→ **Written request**: Write the material out again exactly as it stands.

================================

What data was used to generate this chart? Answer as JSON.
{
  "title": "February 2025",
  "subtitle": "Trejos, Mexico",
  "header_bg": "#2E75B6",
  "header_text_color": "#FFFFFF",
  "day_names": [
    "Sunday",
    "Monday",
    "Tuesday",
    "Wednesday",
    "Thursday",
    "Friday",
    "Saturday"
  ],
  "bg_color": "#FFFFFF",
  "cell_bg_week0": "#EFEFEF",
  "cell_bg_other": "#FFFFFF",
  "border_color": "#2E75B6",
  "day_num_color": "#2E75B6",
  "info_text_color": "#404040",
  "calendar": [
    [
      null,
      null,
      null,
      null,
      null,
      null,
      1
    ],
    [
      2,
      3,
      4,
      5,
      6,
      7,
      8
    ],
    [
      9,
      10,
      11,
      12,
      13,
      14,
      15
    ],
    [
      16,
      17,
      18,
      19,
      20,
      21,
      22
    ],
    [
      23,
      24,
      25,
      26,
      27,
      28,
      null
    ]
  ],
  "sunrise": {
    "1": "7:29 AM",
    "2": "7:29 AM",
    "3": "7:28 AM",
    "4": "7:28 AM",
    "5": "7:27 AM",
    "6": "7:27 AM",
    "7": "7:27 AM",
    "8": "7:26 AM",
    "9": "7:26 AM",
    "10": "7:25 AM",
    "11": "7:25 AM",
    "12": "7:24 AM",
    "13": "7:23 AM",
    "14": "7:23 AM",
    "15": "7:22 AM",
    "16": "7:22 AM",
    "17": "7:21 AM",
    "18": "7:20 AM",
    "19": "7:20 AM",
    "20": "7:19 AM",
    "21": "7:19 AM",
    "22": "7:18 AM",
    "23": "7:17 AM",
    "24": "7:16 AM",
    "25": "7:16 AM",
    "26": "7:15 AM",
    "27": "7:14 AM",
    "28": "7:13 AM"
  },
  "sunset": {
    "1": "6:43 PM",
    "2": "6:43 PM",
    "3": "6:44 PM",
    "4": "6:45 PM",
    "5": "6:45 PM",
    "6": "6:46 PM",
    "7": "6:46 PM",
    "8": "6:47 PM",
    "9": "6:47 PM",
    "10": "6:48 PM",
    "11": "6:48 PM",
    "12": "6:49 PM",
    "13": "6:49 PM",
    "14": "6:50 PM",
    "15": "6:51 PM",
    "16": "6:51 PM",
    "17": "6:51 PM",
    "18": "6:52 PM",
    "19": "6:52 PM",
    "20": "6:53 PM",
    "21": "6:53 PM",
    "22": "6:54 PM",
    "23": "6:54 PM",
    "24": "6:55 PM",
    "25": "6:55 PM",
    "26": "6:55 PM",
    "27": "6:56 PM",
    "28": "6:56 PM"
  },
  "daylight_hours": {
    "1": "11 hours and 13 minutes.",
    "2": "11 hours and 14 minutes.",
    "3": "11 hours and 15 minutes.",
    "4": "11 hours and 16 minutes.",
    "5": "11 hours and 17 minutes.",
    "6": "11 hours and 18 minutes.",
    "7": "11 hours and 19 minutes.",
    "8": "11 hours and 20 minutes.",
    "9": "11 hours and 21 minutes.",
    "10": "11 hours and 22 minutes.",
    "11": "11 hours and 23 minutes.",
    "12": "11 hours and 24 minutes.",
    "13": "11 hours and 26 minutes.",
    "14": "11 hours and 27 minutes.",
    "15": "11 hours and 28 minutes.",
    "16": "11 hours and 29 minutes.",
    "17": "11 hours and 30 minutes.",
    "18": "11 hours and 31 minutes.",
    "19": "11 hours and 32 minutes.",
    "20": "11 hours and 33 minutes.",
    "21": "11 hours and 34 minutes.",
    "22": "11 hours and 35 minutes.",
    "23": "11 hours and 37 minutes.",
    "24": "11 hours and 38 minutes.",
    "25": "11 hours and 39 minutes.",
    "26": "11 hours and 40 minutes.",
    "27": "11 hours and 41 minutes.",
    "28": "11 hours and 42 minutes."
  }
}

================================

→ **Exercise answer**:
What data was used to generate this chart? Answer as JSON.
{
  "title": "February 2025",
  "subtitle": "Trejos, Mexico",
  "header_bg": "#2E75B6",
  "header_text_color": "#FFFFFF",
  "day_names": [
    "Sunday",
    "Monday",
    "Tuesday",
    "Wednesday",
    "Thursday",
    "Friday",
    "Saturday"
  ],
  "bg_color": "#FFFFFF",
  "cell_bg_week0": "#EFEFEF",
  "cell_bg_other": "#FFFFFF",
  "border_color": "#2E75B6",
  "day_num_color": "#2E75B6",
  "info_text_color": "#404040",
  "calendar": [
    [
      null,
      null,
      null,
      null,
      null,
      null,
      1
    ],
    [
      2,
      3,
      4,
      5,
      6,
      7,
      8
    ],
    [
      9,
      10,
      11,
      12,
      13,
      14,
      15
    ],
    [
      16,
      17,
      18,
      19,
      20,
      21,
      22
    ],
    [
      23,
      24,
      25,
      26,
      27,
      28,
      null
    ]
  ],
  "sunrise": {
    "1": "7:29 AM",
    "2": "7:29 AM",
    "3": "7:28 AM",
    "4": "7:28 AM",
    "5": "7:27 AM",
    "6": "7:27 AM",
    "7": "7:27 AM",
    "8": "7:26 AM",
    "9": "7:26 AM",
    "10": "7:25 AM",
    "11": "7:25 AM",
    "12": "7:24 AM",
    "13": "7:23 AM",
    "14": "7:23 AM",
    "15": "7:22 AM",
    "16": "7:22 AM",
    "17": "7:21 AM",
    "18": "7:20 AM",
    "19": "7:20 AM",
    "20": "7:19 AM",
    "21": "7:19 AM",
    "22": "7:18 AM",
    "23": "7:17 AM",
    "24": "7:16 AM",
    "25": "7:16 AM",
    "26": "7:15 AM",
    "27": "7:14 AM",
    "28": "7:13 AM"
  },
  "sunset": {
    "1": "6:43 PM",
    "2": "6:43 PM",
    "3": "6:44 PM",
    "4": "6:45 PM",
    "5": "6:45 PM",
    "6": "6:46 PM",
    "7": "6:46 PM",
    "8": "6:47 PM",
    "9": "6:47 PM",
    "10": "6:48 PM",
    "11": "6:48 PM",
    "12": "6:49 PM",
    "13": "6:49 PM",
    "14": "6:50 PM",
    "15": "6:51 PM",
    "16": "6:51 PM",
    "17": "6:51 PM",
    "18": "6:52 PM",
    "19": "6:52 PM",
    "20": "6:53 PM",
    "21": "6:53 PM",
    "22": "6:54 PM",
    "23": "6:54 PM",
    "24": "6:55 PM",
    "25": "6:55 PM",
    "26": "6:55 PM",
    "27": "6:56 PM",
    "28": "6:56 PM"
  },
  "daylight_hours": {
    "1": "11 hours and 13 minutes.",
    "2": "11 hours and 14 minutes.",
    "3": "11 hours and 15 minutes.",
    "4": "11 hours and 16 minutes.",
    "5": "11 hours and 17 minutes.",
    "6": "11 hours and 18 minutes.",
    "7": "11 hours and 19 minutes.",
    "8": "11 hours and 20 minutes.",
    "9": "11 hours and 21 minutes.",
    "10": "11 hours and 22 minutes.",
    "11": "11 hours and 23 minutes.",
    "12": "11 hours and 24 minutes.",
    "13": "11 hours and 26 minutes.",
    "14": "11 hours and 27 minutes.",
    "15": "11 hours and 28 minutes.",
    "16": "11 hours and 29 minutes.",
    "17": "11 hours and 30 minutes.",
    "18": "11 hours and 31 minutes.",
    "19": "11 hours and 32 minutes.",
    "20": "11 hours and 33 minutes.",
    "21": "11 hours and 34 minutes.",
    "22": "11 hours and 35 minutes.",
    "23": "11 hours and 37 minutes.",
    "24": "11 hours and 38 minutes.",
    "25": "11 hours and 39 minutes.",
    "26": "11 hours and 40 minutes.",
    "27": "11 hours and 41 minutes.",
    "28": "11 hours and 42 minutes."
  }
}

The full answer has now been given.